▸ Job
Repeat the material below exactly, line for line.

════════

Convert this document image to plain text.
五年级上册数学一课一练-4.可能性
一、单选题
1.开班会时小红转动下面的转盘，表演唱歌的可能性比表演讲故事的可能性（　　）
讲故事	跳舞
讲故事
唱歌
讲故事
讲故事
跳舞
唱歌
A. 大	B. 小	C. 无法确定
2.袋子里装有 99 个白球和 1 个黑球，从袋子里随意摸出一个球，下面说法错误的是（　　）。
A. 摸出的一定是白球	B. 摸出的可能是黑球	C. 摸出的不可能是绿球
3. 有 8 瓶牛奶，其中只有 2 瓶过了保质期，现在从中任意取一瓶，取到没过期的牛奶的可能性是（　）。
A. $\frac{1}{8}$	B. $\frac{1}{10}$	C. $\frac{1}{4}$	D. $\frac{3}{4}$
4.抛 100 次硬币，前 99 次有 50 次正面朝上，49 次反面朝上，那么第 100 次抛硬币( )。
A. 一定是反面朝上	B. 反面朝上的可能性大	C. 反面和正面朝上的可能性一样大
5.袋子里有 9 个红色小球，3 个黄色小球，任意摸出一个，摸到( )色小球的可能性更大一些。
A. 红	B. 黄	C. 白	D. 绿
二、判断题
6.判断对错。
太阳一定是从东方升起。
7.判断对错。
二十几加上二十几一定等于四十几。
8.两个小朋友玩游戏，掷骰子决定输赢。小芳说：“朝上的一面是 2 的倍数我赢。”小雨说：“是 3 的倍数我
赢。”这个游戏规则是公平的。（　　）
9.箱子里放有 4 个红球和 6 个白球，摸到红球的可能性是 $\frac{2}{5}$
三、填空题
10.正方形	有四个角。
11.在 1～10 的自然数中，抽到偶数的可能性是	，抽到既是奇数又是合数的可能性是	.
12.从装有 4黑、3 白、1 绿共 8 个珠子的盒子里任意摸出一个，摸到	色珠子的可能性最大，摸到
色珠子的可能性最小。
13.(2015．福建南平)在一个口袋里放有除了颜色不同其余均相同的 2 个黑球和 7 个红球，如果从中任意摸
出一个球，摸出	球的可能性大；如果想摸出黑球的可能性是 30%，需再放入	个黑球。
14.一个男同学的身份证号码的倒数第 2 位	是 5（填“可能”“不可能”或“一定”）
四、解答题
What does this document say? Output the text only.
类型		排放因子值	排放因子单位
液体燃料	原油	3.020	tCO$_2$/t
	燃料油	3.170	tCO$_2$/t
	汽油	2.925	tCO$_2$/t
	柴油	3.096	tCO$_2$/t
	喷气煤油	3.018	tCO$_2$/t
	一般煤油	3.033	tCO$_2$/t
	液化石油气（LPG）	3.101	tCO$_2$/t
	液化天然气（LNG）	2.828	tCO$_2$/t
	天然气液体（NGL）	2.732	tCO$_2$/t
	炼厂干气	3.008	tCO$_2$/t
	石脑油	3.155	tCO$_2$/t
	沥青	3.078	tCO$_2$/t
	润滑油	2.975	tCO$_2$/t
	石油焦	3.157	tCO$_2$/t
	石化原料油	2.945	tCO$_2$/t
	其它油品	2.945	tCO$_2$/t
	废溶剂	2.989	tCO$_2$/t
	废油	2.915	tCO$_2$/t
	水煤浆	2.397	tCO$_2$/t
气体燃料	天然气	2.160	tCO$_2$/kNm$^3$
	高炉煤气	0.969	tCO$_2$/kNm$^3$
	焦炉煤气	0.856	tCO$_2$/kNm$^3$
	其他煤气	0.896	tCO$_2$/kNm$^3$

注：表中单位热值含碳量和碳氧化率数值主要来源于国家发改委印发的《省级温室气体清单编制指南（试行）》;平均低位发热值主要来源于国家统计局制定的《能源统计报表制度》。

════════

▸ Written answer
Convert this document image to plain text.
五年级上册数学一课一练-4.可能性
一、单选题
1.开班会时小红转动下面的转盘，表演唱歌的可能性比表演讲故事的可能性（　　）
讲故事	跳舞
讲故事
唱歌
讲故事
讲故事
跳舞
唱歌
A. 大	B. 小	C. 无法确定
2.袋子里装有 99 个白球和 1 个黑球，从袋子里随意摸出一个球，下面说法错误的是（　　）。
A. 摸出的一定是白球	B. 摸出的可能是黑球	C. 摸出的不可能是绿球
3. 有 8 瓶牛奶，其中只有 2 瓶过了保质期，现在从中任意取一瓶，取到没过期的牛奶的可能性是（　）。
A. $\frac{1}{8}$	B. $\frac{1}{10}$	C. $\frac{1}{4}$	D. $\frac{3}{4}$
4.抛 100 次硬币，前 99 次有 50 次正面朝上，49 次反面朝上，那么第 100 次抛硬币( )。
A. 一定是反面朝上	B. 反面朝上的可能性大	C. 反面和正面朝上的可能性一样大
5.袋子里有 9 个红色小球，3 个黄色小球，任意摸出一个，摸到( )色小球的可能性更大一些。
A. 红	B. 黄	C. 白	D. 绿
二、判断题
6.判断对错。
太阳一定是从东方升起。
7.判断对错。
二十几加上二十几一定等于四十几。
8.两个小朋友玩游戏，掷骰子决定输赢。小芳说：“朝上的一面是 2 的倍数我赢。”小雨说：“是 3 的倍数我
赢。”这个游戏规则是公平的。（　　）
9.箱子里放有 4 个红球和 6 个白球，摸到红球的可能性是 $\frac{2}{5}$
三、填空题
10.正方形	有四个角。
11.在 1～10 的自然数中，抽到偶数的可能性是	，抽到既是奇数又是合数的可能性是	.
12.从装有 4黑、3 白、1 绿共 8 个珠子的盒子里任意摸出一个，摸到	色珠子的可能性最大，摸到
色珠子的可能性最小。
13.(2015．福建南平)在一个口袋里放有除了颜色不同其余均相同的 2 个黑球和 7 个红球，如果从中任意摸
出一个球，摸出	球的可能性大；如果想摸出黑球的可能性是 30%，需再放入	个黑球。
14.一个男同学的身份证号码的倒数第 2 位	是 5（填“可能”“不可能”或“一定”）
四、解答题
What does this document say? Output the text only.
类型		排放因子值	排放因子单位
液体燃料	原油	3.020	tCO$_2$/t
	燃料油	3.170	tCO$_2$/t
	汽油	2.925	tCO$_2$/t
	柴油	3.096	tCO$_2$/t
	喷气煤油	3.018	tCO$_2$/t
	一般煤油	3.033	tCO$_2$/t
	液化石油气（LPG）	3.101	tCO$_2$/t
	液化天然气（LNG）	2.828	tCO$_2$/t
	天然气液体（NGL）	2.732	tCO$_2$/t
	炼厂干气	3.008	tCO$_2$/t
	石脑油	3.155	tCO$_2$/t
	沥青	3.078	tCO$_2$/t
	润滑油	2.975	tCO$_2$/t
	石油焦	3.157	tCO$_2$/t
	石化原料油	2.945	tCO$_2$/t
	其它油品	2.945	tCO$_2$/t
	废溶剂	2.989	tCO$_2$/t
	废油	2.915	tCO$_2$/t
	水煤浆	2.397	tCO$_2$/t
气体燃料	天然气	2.160	tCO$_2$/kNm$^3$
	高炉煤气	0.969	tCO$_2$/kNm$^3$
	焦炉煤气	0.856	tCO$_2$/kNm$^3$
	其他煤气	0.896	tCO$_2$/kNm$^3$

注：表中单位热值含碳量和碳氧化率数值主要来源于国家发改委印发的《省级温室气体清单编制指南（试行）》;平均低位发热值主要来源于国家统计局制定的《能源统计报表制度》。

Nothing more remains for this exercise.